- _Exercise aim_
Return each line of the data below that contains the string "High".

• • •

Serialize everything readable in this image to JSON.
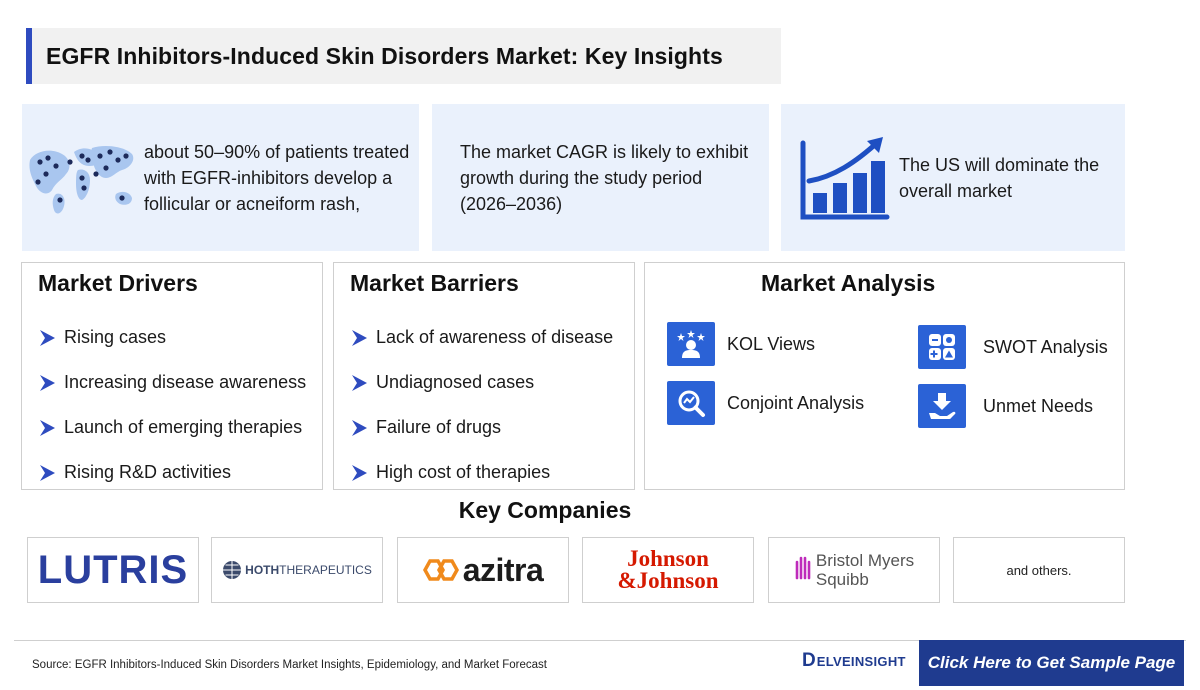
{
  "title": "EGFR Inhibitors-Induced Skin Disorders Market: Key Insights",
  "insights": [
    {
      "icon": "world-map-icon",
      "text": "about 50–90% of patients treated with EGFR-inhibitors develop a follicular or acneiform rash,"
    },
    {
      "text": "The market CAGR is likely to exhibit growth during the study period (2026–2036)"
    },
    {
      "icon": "growth-chart-icon",
      "text": "The US will dominate the overall market"
    }
  ],
  "drivers": {
    "heading": "Market Drivers",
    "items": [
      "Rising cases",
      "Increasing disease awareness",
      "Launch of emerging therapies",
      "Rising R&D activities"
    ]
  },
  "barriers": {
    "heading": "Market Barriers",
    "items": [
      "Lack of awareness of disease",
      "Undiagnosed cases",
      "Failure of drugs",
      "High cost of therapies"
    ]
  },
  "analysis": {
    "heading": "Market Analysis",
    "items": [
      {
        "label": "KOL Views",
        "icon": "kol-icon"
      },
      {
        "label": "SWOT Analysis",
        "icon": "swot-icon"
      },
      {
        "label": "Conjoint Analysis",
        "icon": "conjoint-icon"
      },
      {
        "label": "Unmet Needs",
        "icon": "unmet-needs-icon"
      }
    ]
  },
  "companies": {
    "heading": "Key Companies",
    "logos": [
      "LUTRIS",
      "HOTH",
      "THERAPEUTICS",
      "azitra",
      "Johnson",
      "&Johnson",
      "Bristol Myers",
      "Squibb"
    ],
    "others": "and others."
  },
  "footer": {
    "source": "Source: EGFR Inhibitors-Induced Skin Disorders Market Insights, Epidemiology, and Market Forecast",
    "brand": "ELVEINSIGHT",
    "brand_initial": "D",
    "cta": "Click Here to Get Sample Page"
  },
  "colors": {
    "accent": "#2e4bbf",
    "icon_blue": "#2b62d6",
    "panel": "#eaf1fc",
    "cta": "#1f3b8f",
    "jnj_red": "#d51900",
    "bms_purple": "#be2bbb"
  }
}
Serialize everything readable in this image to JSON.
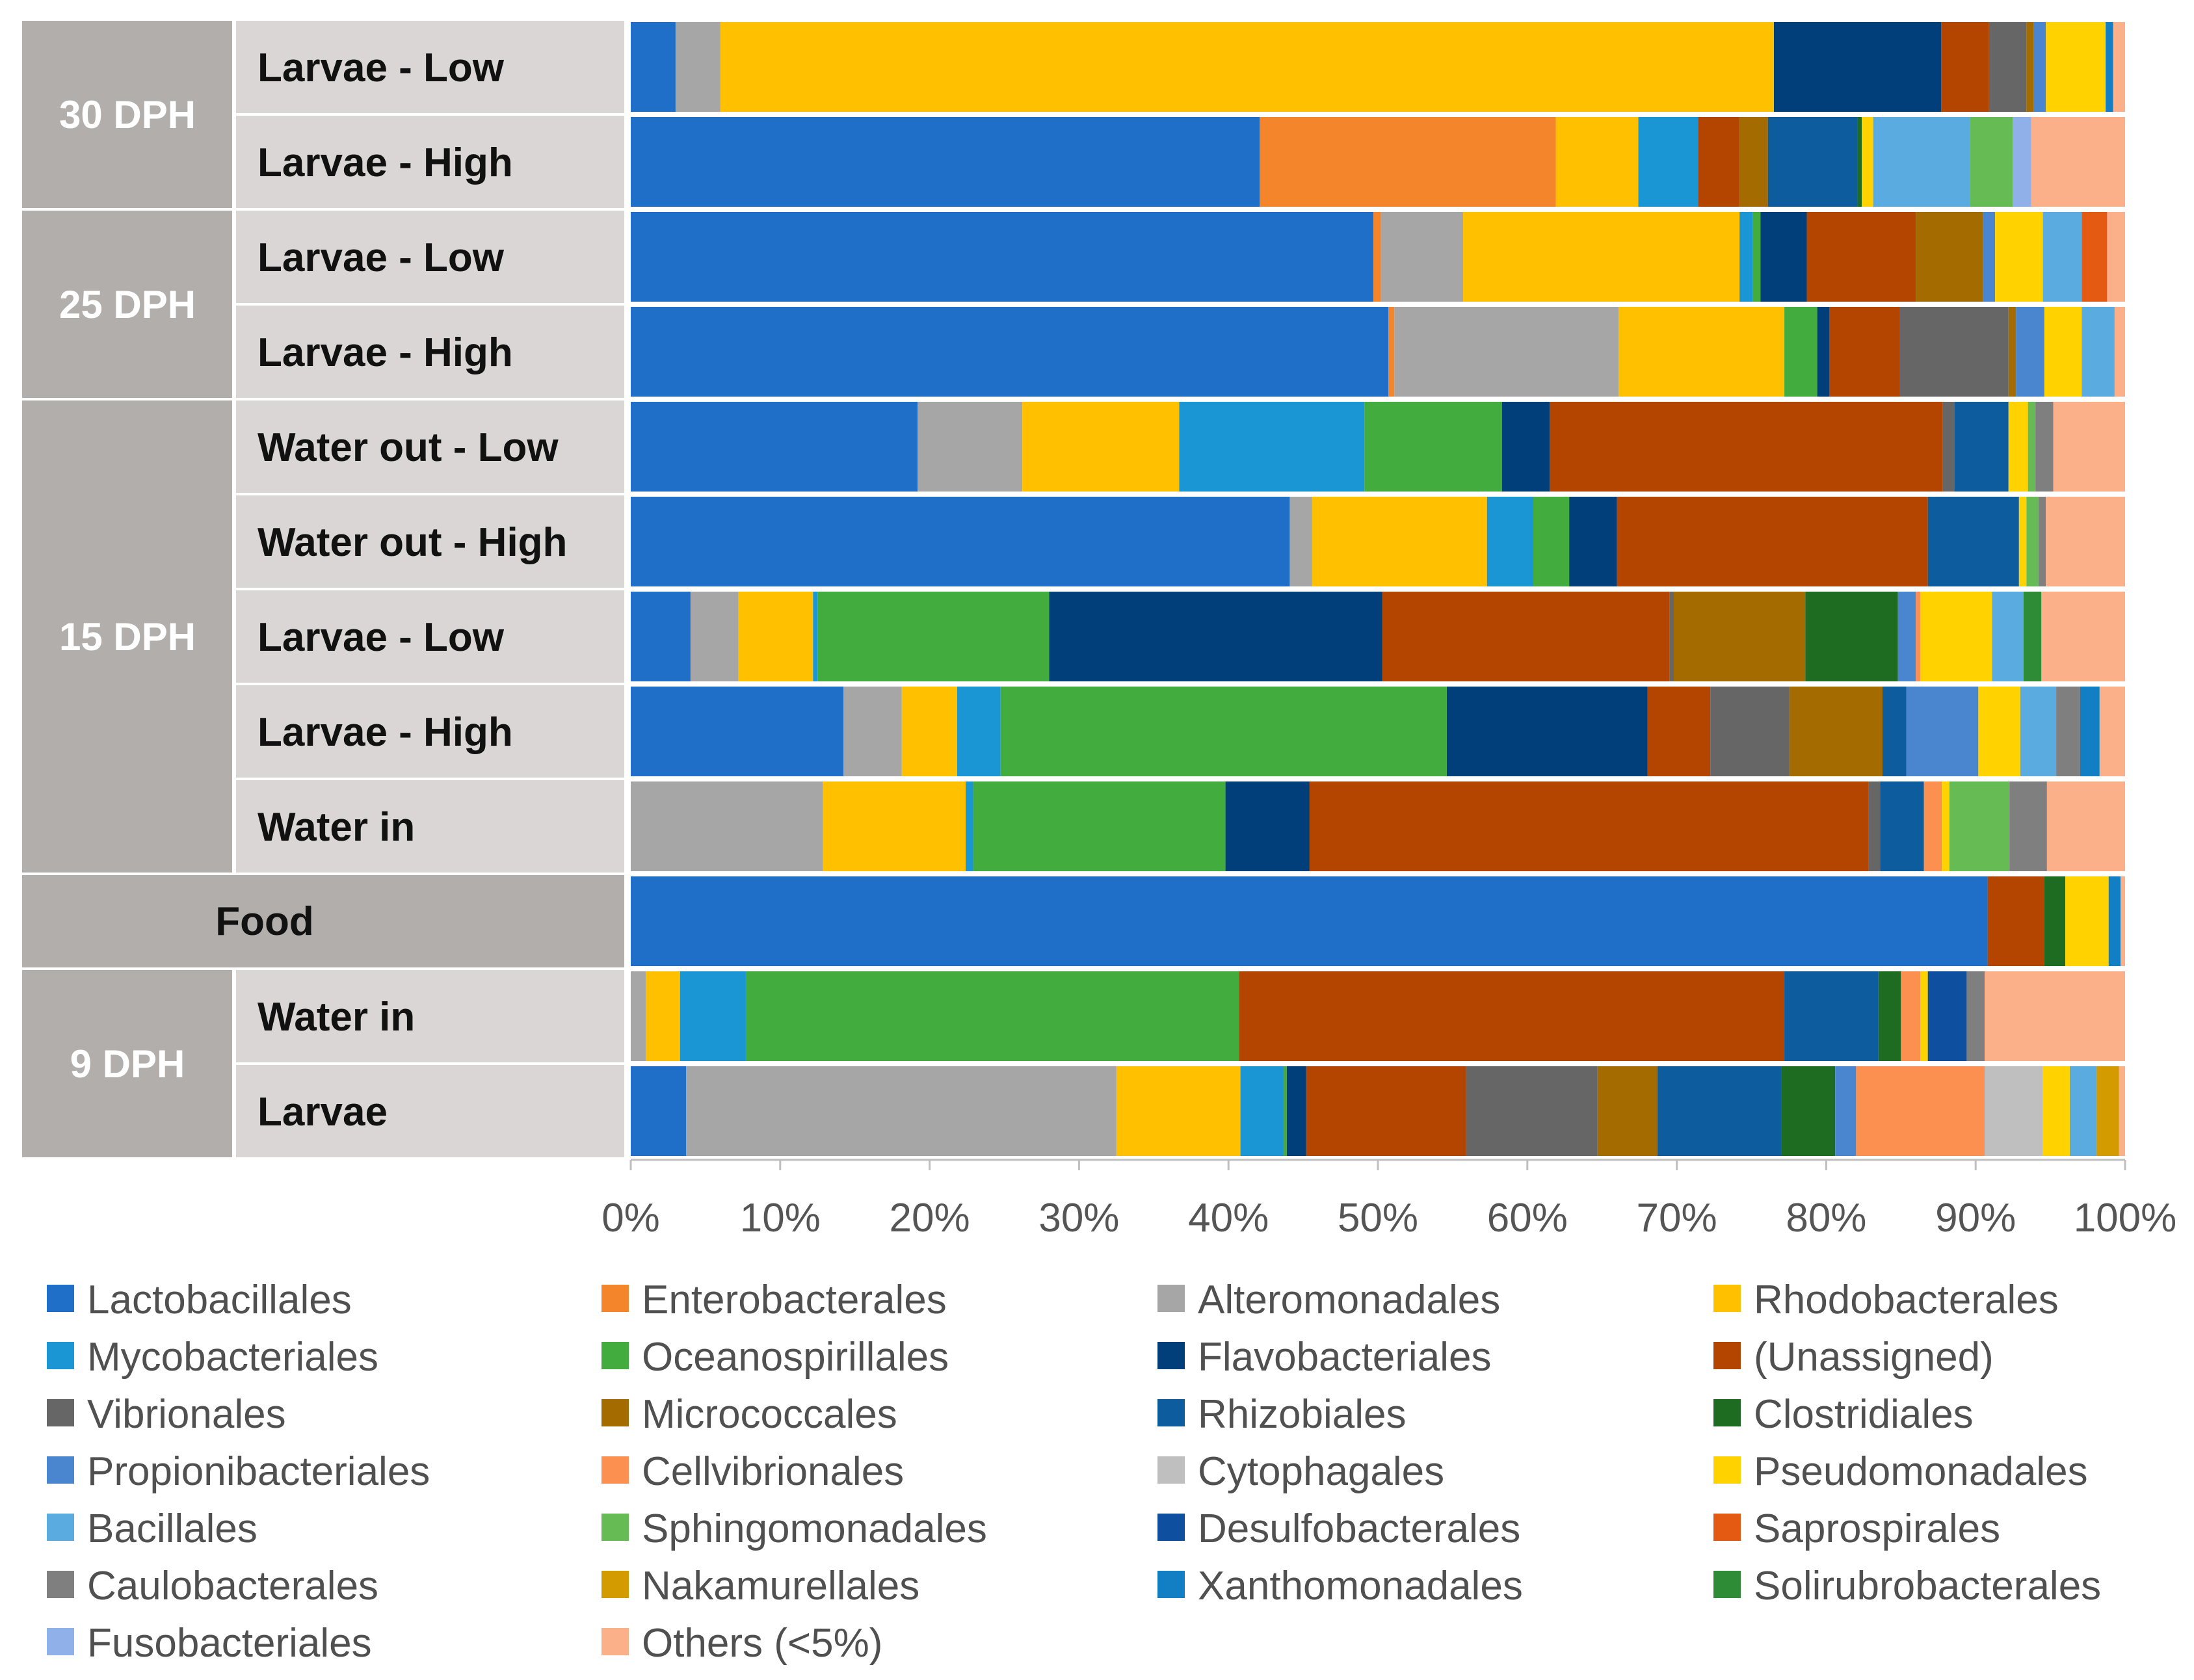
{
  "chart_data": {
    "type": "bar",
    "orientation": "horizontal",
    "stacked": "100%",
    "title": "",
    "xlabel": "",
    "ylabel": "",
    "xlim": [
      0,
      100
    ],
    "x_ticks": [
      "0%",
      "10%",
      "20%",
      "30%",
      "40%",
      "50%",
      "60%",
      "70%",
      "80%",
      "90%",
      "100%"
    ],
    "legend_position": "bottom",
    "groups": [
      {
        "label": "30 DPH",
        "rows": [
          "Larvae - Low",
          "Larvae - High"
        ]
      },
      {
        "label": "25 DPH",
        "rows": [
          "Larvae - Low",
          "Larvae - High"
        ]
      },
      {
        "label": "15 DPH",
        "rows": [
          "Water out - Low",
          "Water out - High",
          "Larvae - Low",
          "Larvae - High",
          "Water in"
        ]
      },
      {
        "label": "Food",
        "rows": []
      },
      {
        "label": "9 DPH",
        "rows": [
          "Water in",
          "Larvae"
        ]
      }
    ],
    "categories": [
      "30 DPH | Larvae - Low",
      "30 DPH | Larvae - High",
      "25 DPH | Larvae - Low",
      "25 DPH | Larvae - High",
      "15 DPH | Water out - Low",
      "15 DPH | Water out - High",
      "15 DPH | Larvae - Low",
      "15 DPH | Larvae - High",
      "15 DPH | Water in",
      "Food",
      "9 DPH | Water in",
      "9 DPH | Larvae"
    ],
    "series": [
      {
        "name": "Lactobacillales",
        "color": "#1f6fc8",
        "values": [
          3.0,
          44.2,
          49.7,
          50.7,
          19.2,
          44.1,
          4.0,
          14.2,
          0,
          90.8,
          0,
          3.7
        ]
      },
      {
        "name": "Enterobacterales",
        "color": "#f5852a",
        "values": [
          0,
          20.8,
          0.5,
          0.4,
          0,
          0,
          0,
          0,
          0,
          0,
          0,
          0
        ]
      },
      {
        "name": "Alteromonadales",
        "color": "#a6a6a6",
        "values": [
          3.0,
          0,
          5.5,
          15.0,
          7.0,
          1.5,
          3.2,
          3.9,
          12.8,
          0,
          1.0,
          28.8
        ]
      },
      {
        "name": "Rhodobacterales",
        "color": "#ffc000",
        "values": [
          70.5,
          5.8,
          18.5,
          11.1,
          10.5,
          11.7,
          5.0,
          3.7,
          9.5,
          0,
          2.3,
          8.3
        ]
      },
      {
        "name": "Mycobacteriales",
        "color": "#1a96d4",
        "values": [
          0,
          4.2,
          0.9,
          0,
          12.4,
          3.1,
          0.3,
          2.9,
          0.5,
          0,
          4.4,
          2.9
        ]
      },
      {
        "name": "Oceanospirillales",
        "color": "#42ad3e",
        "values": [
          0,
          0,
          0.5,
          2.2,
          9.2,
          2.4,
          15.5,
          29.8,
          16.8,
          0,
          33.0,
          0.2
        ]
      },
      {
        "name": "Flavobacteriales",
        "color": "#003f7a",
        "values": [
          11.2,
          0,
          3.1,
          0.8,
          3.2,
          3.2,
          22.3,
          13.4,
          5.6,
          0,
          0,
          1.3
        ]
      },
      {
        "name": "(Unassigned)",
        "color": "#b34500",
        "values": [
          3.2,
          2.9,
          7.3,
          4.7,
          26.3,
          20.8,
          19.2,
          4.2,
          37.2,
          3.8,
          36.5,
          10.7
        ]
      },
      {
        "name": "Vibrionales",
        "color": "#666666",
        "values": [
          2.5,
          0,
          0,
          7.3,
          0.8,
          0,
          0.3,
          5.3,
          0.8,
          0,
          0,
          8.8
        ]
      },
      {
        "name": "Micrococcales",
        "color": "#a36b00",
        "values": [
          0.5,
          2.0,
          4.5,
          0.5,
          0,
          0,
          8.8,
          6.2,
          0,
          0,
          0,
          4.0
        ]
      },
      {
        "name": "Rhizobiales",
        "color": "#0d5d9e",
        "values": [
          0,
          6.3,
          0,
          0,
          3.6,
          6.1,
          0,
          1.6,
          2.9,
          0,
          6.3,
          8.3
        ]
      },
      {
        "name": "Clostridiales",
        "color": "#1e6b22",
        "values": [
          0,
          0.3,
          0,
          0,
          0,
          0,
          6.2,
          0,
          0,
          1.4,
          1.5,
          3.6
        ]
      },
      {
        "name": "Propionibacteriales",
        "color": "#4a86d0",
        "values": [
          0.8,
          0,
          0.8,
          1.9,
          0,
          0,
          1.2,
          4.8,
          0,
          0,
          0,
          1.4
        ]
      },
      {
        "name": "Cellvibrionales",
        "color": "#fb9050",
        "values": [
          0,
          0,
          0,
          0,
          0,
          0,
          0.3,
          0,
          1.2,
          0,
          1.3,
          8.6
        ]
      },
      {
        "name": "Cytophagales",
        "color": "#bfbfbf",
        "values": [
          0,
          0,
          0,
          0,
          0,
          0,
          0,
          0,
          0,
          0,
          0,
          3.9
        ]
      },
      {
        "name": "Pseudomonadales",
        "color": "#ffd200",
        "values": [
          4.0,
          0.8,
          3.2,
          2.5,
          1.3,
          0.5,
          4.8,
          2.8,
          0.5,
          2.9,
          0.5,
          1.8
        ]
      },
      {
        "name": "Bacillales",
        "color": "#5aace0",
        "values": [
          0,
          6.8,
          2.6,
          2.2,
          0,
          0,
          2.1,
          2.4,
          0,
          0,
          0,
          1.8
        ]
      },
      {
        "name": "Sphingomonadales",
        "color": "#66bb55",
        "values": [
          0,
          3.0,
          0,
          0,
          0.5,
          0.8,
          0,
          0,
          4.0,
          0,
          0,
          0
        ]
      },
      {
        "name": "Desulfobacterales",
        "color": "#0f4fa0",
        "values": [
          0,
          0,
          0,
          0,
          0,
          0,
          0,
          0,
          0,
          0,
          2.6,
          0
        ]
      },
      {
        "name": "Saprospirales",
        "color": "#e55a12",
        "values": [
          0,
          0,
          1.7,
          0,
          0,
          0,
          0,
          0,
          0,
          0,
          0,
          0
        ]
      },
      {
        "name": "Caulobacterales",
        "color": "#7f7f7f",
        "values": [
          0,
          0,
          0,
          0,
          1.2,
          0.5,
          0,
          1.6,
          2.5,
          0,
          1.2,
          0
        ]
      },
      {
        "name": "Nakamurellales",
        "color": "#d49b00",
        "values": [
          0,
          0,
          0,
          0,
          0,
          0,
          0,
          0,
          0,
          0,
          0,
          1.5
        ]
      },
      {
        "name": "Xanthomonadales",
        "color": "#127fc4",
        "values": [
          0.5,
          0,
          0,
          0,
          0,
          0,
          0,
          1.3,
          0,
          0.8,
          0,
          0
        ]
      },
      {
        "name": "Solirubrobacterales",
        "color": "#2e8b36",
        "values": [
          0,
          0,
          0,
          0,
          0,
          0,
          1.2,
          0,
          0,
          0,
          0,
          0
        ]
      },
      {
        "name": "Fusobacteriales",
        "color": "#8fb0e8",
        "values": [
          0,
          1.3,
          0,
          0,
          0,
          0,
          0,
          0,
          0,
          0,
          0,
          0
        ]
      },
      {
        "name": "Others (<5%)",
        "color": "#fbb08a",
        "values": [
          0.8,
          6.6,
          1.2,
          0.7,
          4.8,
          5.3,
          5.6,
          1.7,
          5.2,
          0.3,
          9.4,
          0.4
        ]
      }
    ]
  }
}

• • •

- _Answer to the exercise_
      "High cost of therapies"
          "Larvae - High"
          "Larvae - High"
          "Water out - High",
          "Larvae - High",
      "30 DPH | Larvae - High",
      "25 DPH | Larvae - High",
      "15 DPH | Water out - High",
      "15 DPH | Larvae - High",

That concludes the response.